§ Raw data
## start

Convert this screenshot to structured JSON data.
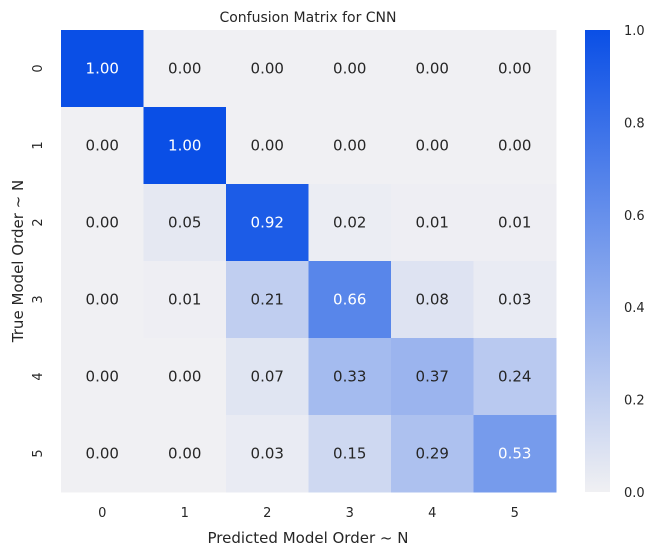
{
  "chart_data": {
    "type": "heatmap",
    "title": "Confusion Matrix for CNN",
    "xlabel": "Predicted Model Order ~ N",
    "ylabel": "True Model Order ~ N",
    "x_categories": [
      "0",
      "1",
      "2",
      "3",
      "4",
      "5"
    ],
    "y_categories": [
      "0",
      "1",
      "2",
      "3",
      "4",
      "5"
    ],
    "values": [
      [
        1.0,
        0.0,
        0.0,
        0.0,
        0.0,
        0.0
      ],
      [
        0.0,
        1.0,
        0.0,
        0.0,
        0.0,
        0.0
      ],
      [
        0.0,
        0.05,
        0.92,
        0.02,
        0.01,
        0.01
      ],
      [
        0.0,
        0.01,
        0.21,
        0.66,
        0.08,
        0.03
      ],
      [
        0.0,
        0.0,
        0.07,
        0.33,
        0.37,
        0.24
      ],
      [
        0.0,
        0.0,
        0.03,
        0.15,
        0.29,
        0.53
      ]
    ],
    "colorbar": {
      "min": 0.0,
      "max": 1.0,
      "ticks": [
        "0.0",
        "0.2",
        "0.4",
        "0.6",
        "0.8",
        "1.0"
      ]
    },
    "colors": {
      "low": "#f0f0f3",
      "high": "#0a4fe6"
    }
  }
}
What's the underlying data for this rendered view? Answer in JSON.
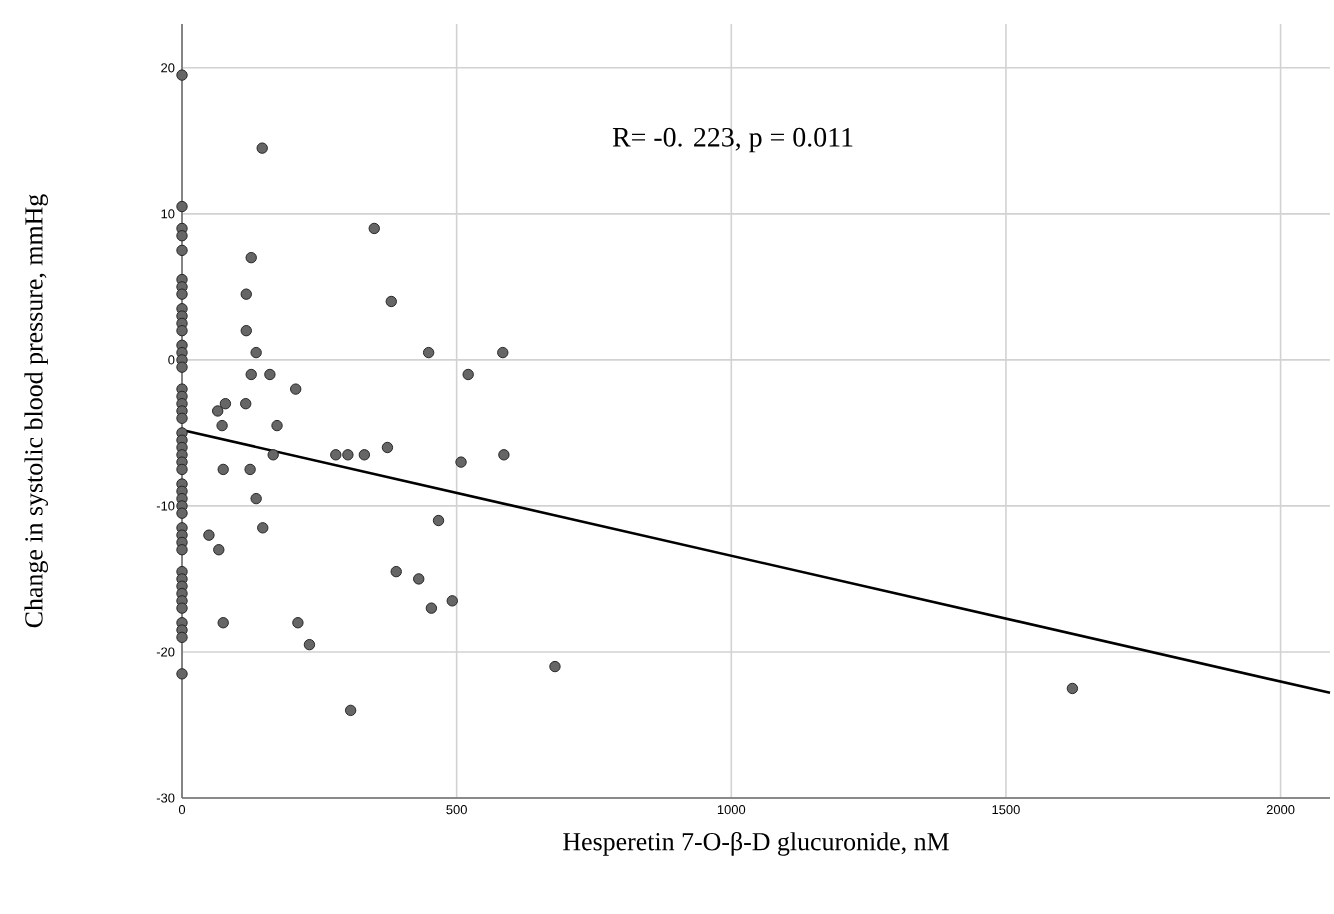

## end

§ Given request
Return to the listing above and set it down exactly, leaving out its pictures.

§ Answer to this exercise
Convert this screenshot to structured JSON data.
{
  "chart_data": {
    "type": "heatmap",
    "title": "Confusion Matrix for CNN",
    "xlabel": "Predicted Model Order ~ N",
    "ylabel": "True Model Order ~ N",
    "x_categories": [
      "0",
      "1",
      "2",
      "3",
      "4",
      "5"
    ],
    "y_categories": [
      "0",
      "1",
      "2",
      "3",
      "4",
      "5"
    ],
    "values": [
      [
        1.0,
        0.0,
        0.0,
        0.0,
        0.0,
        0.0
      ],
      [
        0.0,
        1.0,
        0.0,
        0.0,
        0.0,
        0.0
      ],
      [
        0.0,
        0.05,
        0.92,
        0.02,
        0.01,
        0.01
      ],
      [
        0.0,
        0.01,
        0.21,
        0.66,
        0.08,
        0.03
      ],
      [
        0.0,
        0.0,
        0.07,
        0.33,
        0.37,
        0.24
      ],
      [
        0.0,
        0.0,
        0.03,
        0.15,
        0.29,
        0.53
      ]
    ],
    "colorbar": {
      "min": 0.0,
      "max": 1.0,
      "ticks": [
        "0.0",
        "0.2",
        "0.4",
        "0.6",
        "0.8",
        "1.0"
      ]
    },
    "colors": {
      "low": "#f0f0f3",
      "high": "#0a4fe6"
    }
  }
}
What's the underlying data for this rendered view? Answer in JSON.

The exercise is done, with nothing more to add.